-- TASK STATEMENT --
Write out each line word for word. Drop pictures.

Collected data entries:
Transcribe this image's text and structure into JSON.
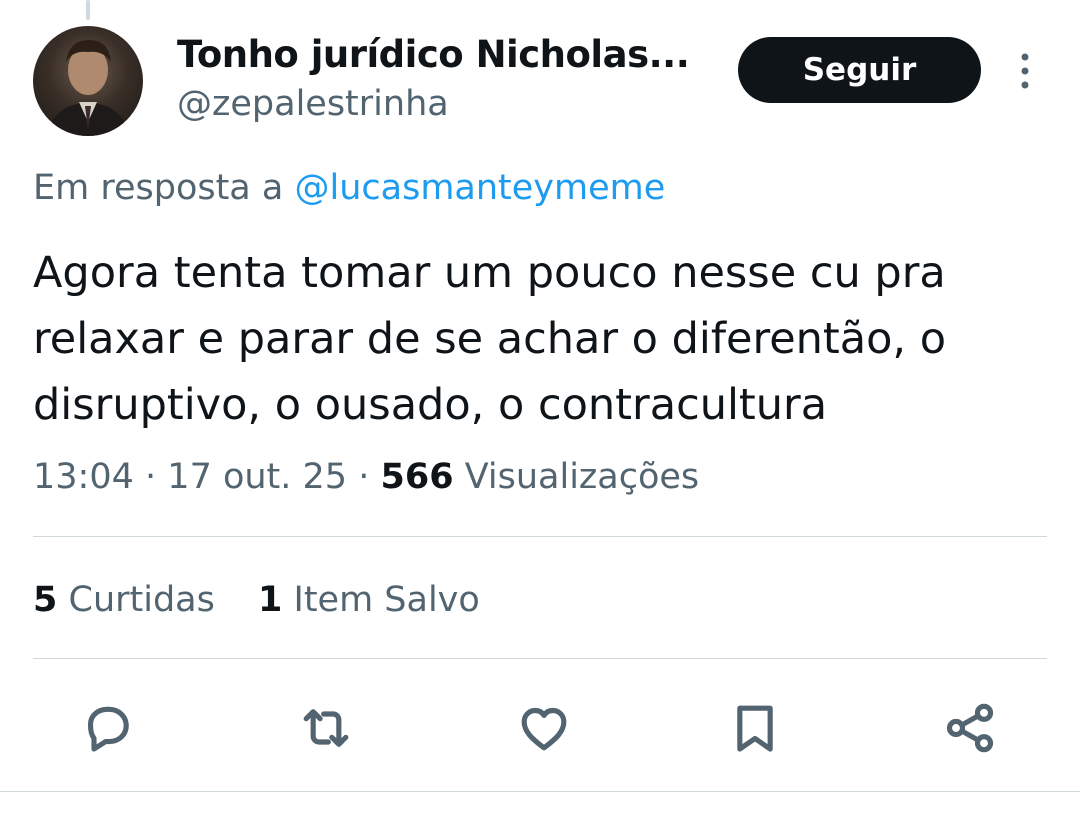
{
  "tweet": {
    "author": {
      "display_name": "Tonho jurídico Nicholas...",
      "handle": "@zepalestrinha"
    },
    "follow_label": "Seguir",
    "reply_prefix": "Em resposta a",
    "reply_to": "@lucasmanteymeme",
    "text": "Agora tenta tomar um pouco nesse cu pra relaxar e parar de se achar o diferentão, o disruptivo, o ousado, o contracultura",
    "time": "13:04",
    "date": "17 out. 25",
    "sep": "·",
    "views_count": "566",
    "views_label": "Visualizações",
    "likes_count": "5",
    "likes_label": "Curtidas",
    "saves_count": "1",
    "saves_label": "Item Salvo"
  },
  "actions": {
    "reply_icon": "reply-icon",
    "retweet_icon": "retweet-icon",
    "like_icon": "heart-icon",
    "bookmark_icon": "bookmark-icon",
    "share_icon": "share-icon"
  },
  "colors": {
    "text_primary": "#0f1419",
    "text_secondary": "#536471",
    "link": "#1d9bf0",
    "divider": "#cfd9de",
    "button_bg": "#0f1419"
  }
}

-- RESULT OF THE TASK --
Transcribe this image's text and structure into JSON.
{
  "tweet": {
    "author": {
      "display_name": "Tonho jurídico Nicholas...",
      "handle": "@zepalestrinha"
    },
    "follow_label": "Seguir",
    "reply_prefix": "Em resposta a",
    "reply_to": "@lucasmanteymeme",
    "text": "Agora tenta tomar um pouco nesse cu pra relaxar e parar de se achar o diferentão, o disruptivo, o ousado, o contracultura",
    "time": "13:04",
    "date": "17 out. 25",
    "sep": "·",
    "views_count": "566",
    "views_label": "Visualizações",
    "likes_count": "5",
    "likes_label": "Curtidas",
    "saves_count": "1",
    "saves_label": "Item Salvo"
  },
  "actions": {
    "reply_icon": "reply-icon",
    "retweet_icon": "retweet-icon",
    "like_icon": "heart-icon",
    "bookmark_icon": "bookmark-icon",
    "share_icon": "share-icon"
  },
  "colors": {
    "text_primary": "#0f1419",
    "text_secondary": "#536471",
    "link": "#1d9bf0",
    "divider": "#cfd9de",
    "button_bg": "#0f1419"
  }
}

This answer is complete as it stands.